Written exercise: Identify the lines that contain the word "Graphics" and copy each one.

* * *

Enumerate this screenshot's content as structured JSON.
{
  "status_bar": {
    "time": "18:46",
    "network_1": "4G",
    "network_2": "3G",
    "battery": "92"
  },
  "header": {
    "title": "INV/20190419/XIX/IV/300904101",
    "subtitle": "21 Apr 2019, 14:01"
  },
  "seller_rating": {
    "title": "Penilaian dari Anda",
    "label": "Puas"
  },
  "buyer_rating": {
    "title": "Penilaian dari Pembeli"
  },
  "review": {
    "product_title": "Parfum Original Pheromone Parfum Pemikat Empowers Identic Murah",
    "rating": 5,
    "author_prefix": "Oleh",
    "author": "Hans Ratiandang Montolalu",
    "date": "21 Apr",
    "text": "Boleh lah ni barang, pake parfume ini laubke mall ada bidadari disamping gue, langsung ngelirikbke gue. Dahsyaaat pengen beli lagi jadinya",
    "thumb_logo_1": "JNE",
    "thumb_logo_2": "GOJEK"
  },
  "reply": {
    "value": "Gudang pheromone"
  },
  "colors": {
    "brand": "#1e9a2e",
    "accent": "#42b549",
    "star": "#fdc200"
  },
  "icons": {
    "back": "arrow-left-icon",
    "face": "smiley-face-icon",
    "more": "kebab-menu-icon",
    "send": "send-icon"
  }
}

* * *

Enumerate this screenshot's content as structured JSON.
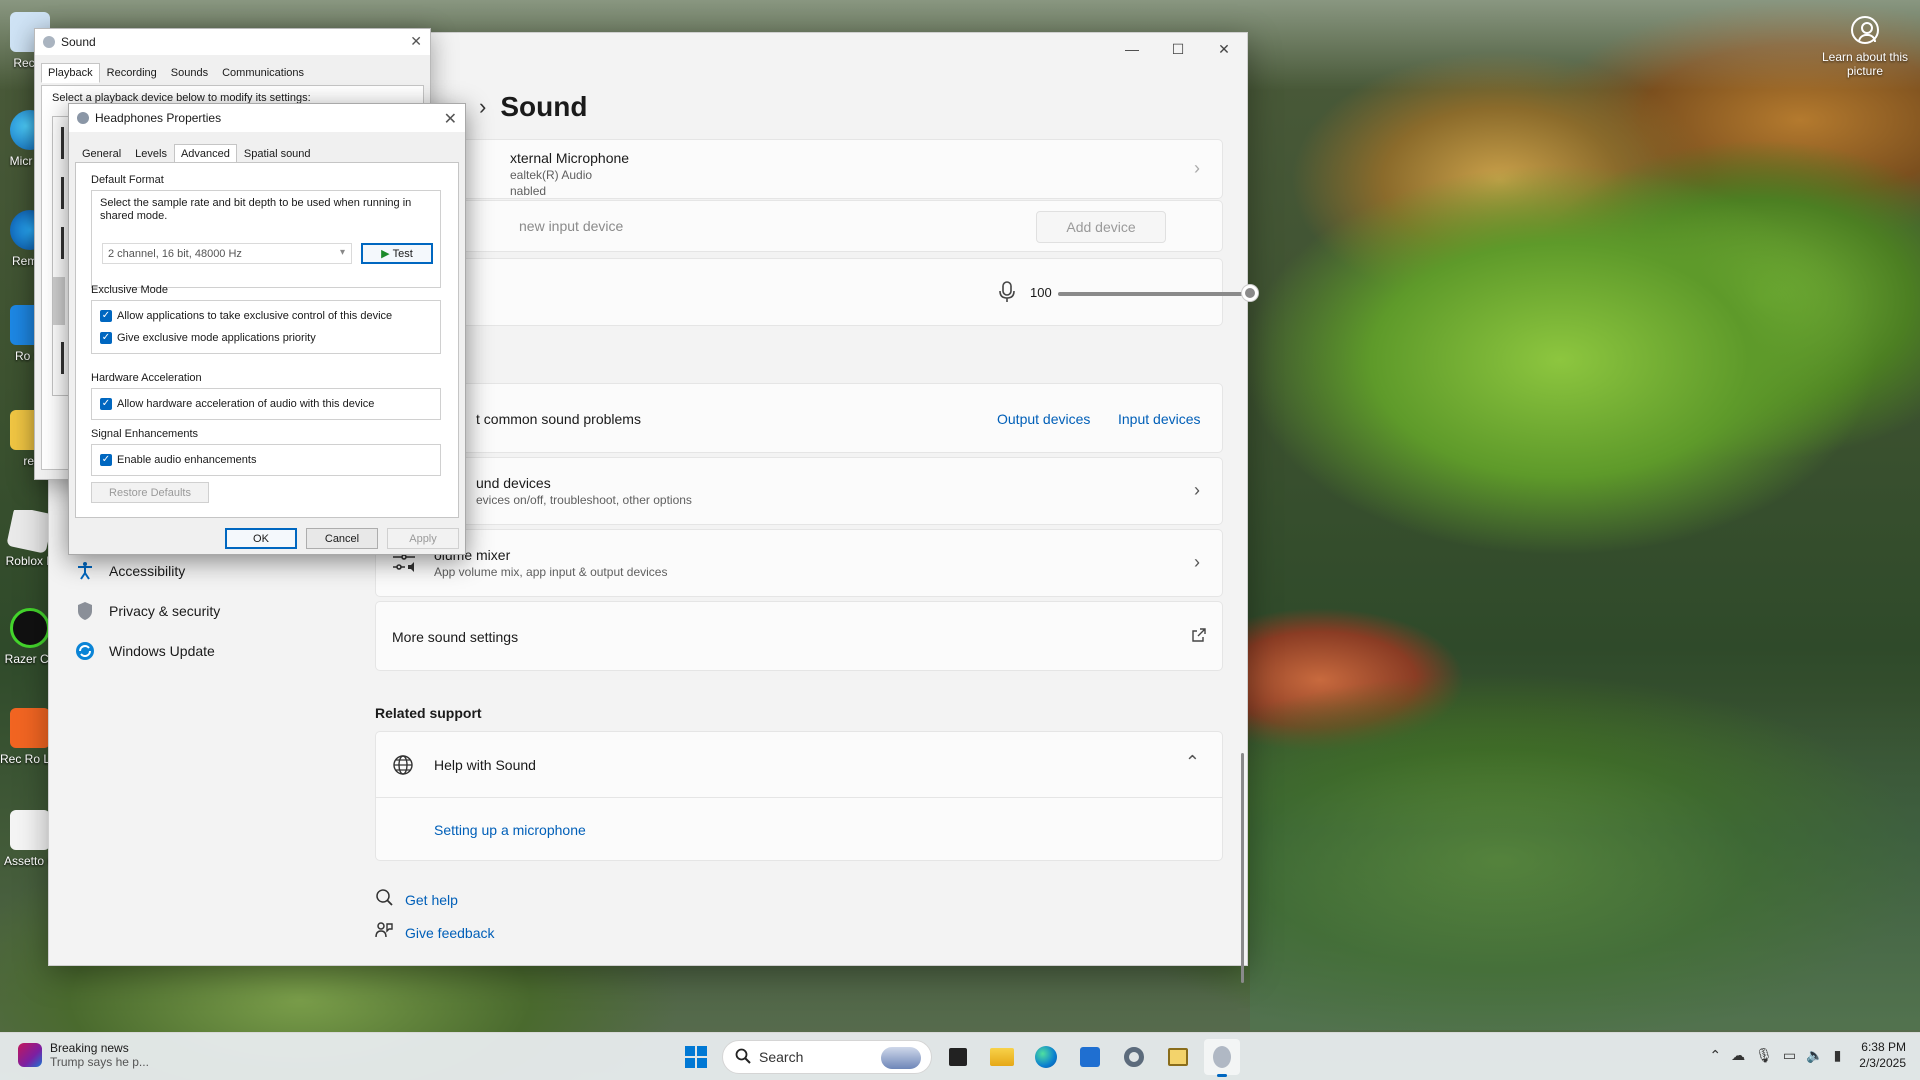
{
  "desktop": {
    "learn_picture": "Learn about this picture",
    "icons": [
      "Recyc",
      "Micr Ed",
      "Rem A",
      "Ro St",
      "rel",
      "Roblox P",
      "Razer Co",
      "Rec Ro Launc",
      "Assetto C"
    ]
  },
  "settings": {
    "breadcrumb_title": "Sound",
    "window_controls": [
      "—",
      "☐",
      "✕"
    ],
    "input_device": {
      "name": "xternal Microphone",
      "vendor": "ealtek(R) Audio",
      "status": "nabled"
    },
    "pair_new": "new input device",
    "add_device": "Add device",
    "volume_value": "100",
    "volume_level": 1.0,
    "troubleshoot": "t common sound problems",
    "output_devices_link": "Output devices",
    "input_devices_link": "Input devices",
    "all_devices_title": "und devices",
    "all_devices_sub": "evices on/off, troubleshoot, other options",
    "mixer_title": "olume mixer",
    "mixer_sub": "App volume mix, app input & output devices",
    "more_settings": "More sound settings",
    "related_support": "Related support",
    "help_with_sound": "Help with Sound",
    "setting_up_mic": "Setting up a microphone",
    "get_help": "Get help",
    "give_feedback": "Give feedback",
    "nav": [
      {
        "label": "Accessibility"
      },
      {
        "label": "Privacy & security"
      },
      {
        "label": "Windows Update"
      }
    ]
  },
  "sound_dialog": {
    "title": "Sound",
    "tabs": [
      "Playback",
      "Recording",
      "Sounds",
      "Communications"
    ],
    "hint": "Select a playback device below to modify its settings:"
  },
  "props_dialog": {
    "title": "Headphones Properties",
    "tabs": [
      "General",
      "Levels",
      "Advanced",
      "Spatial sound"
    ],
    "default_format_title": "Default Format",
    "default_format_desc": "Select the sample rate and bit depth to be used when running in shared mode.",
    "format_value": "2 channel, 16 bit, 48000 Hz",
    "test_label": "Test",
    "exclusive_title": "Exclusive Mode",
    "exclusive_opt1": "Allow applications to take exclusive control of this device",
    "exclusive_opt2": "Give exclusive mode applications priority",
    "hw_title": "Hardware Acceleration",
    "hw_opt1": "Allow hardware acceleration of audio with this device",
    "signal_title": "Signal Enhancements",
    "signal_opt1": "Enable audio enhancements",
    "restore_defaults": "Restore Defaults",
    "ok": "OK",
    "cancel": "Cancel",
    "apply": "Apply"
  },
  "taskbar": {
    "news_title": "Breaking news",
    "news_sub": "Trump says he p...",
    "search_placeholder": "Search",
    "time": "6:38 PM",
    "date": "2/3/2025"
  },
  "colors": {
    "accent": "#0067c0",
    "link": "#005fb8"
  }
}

* * *

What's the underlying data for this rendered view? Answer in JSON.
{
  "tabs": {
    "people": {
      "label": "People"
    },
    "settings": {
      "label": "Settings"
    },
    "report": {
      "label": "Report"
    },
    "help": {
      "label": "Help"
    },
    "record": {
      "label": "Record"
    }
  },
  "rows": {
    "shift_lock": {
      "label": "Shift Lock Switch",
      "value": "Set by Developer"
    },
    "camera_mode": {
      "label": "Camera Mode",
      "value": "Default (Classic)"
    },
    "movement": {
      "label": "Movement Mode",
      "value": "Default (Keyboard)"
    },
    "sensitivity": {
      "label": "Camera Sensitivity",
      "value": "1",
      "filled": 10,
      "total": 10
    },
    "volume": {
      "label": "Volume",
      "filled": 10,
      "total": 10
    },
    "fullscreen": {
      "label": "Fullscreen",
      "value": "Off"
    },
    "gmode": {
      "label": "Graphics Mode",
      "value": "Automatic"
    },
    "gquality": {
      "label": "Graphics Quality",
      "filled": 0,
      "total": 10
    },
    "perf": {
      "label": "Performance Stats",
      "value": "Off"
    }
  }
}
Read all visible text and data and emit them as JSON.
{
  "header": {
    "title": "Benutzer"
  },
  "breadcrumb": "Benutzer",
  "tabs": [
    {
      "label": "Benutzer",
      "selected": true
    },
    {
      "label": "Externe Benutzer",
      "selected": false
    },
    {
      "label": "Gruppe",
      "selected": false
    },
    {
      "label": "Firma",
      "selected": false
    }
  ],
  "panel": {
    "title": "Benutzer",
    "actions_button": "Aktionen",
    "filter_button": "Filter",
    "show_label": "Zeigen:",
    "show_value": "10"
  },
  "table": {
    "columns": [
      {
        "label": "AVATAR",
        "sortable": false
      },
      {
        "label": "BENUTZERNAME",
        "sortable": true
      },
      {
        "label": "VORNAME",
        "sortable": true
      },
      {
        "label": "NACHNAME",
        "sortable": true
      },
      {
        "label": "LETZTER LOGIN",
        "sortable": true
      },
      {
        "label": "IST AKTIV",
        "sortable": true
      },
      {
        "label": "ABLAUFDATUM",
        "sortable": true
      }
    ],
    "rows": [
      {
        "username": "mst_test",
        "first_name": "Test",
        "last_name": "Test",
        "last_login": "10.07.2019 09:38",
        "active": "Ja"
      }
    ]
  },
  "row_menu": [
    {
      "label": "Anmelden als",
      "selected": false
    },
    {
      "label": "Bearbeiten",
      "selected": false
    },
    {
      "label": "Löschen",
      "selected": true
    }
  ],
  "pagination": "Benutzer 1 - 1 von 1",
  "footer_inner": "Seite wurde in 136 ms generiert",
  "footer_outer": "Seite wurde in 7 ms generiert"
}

* * *

The reply:
      "label": "Graphics Mode",
      "label": "Graphics Quality",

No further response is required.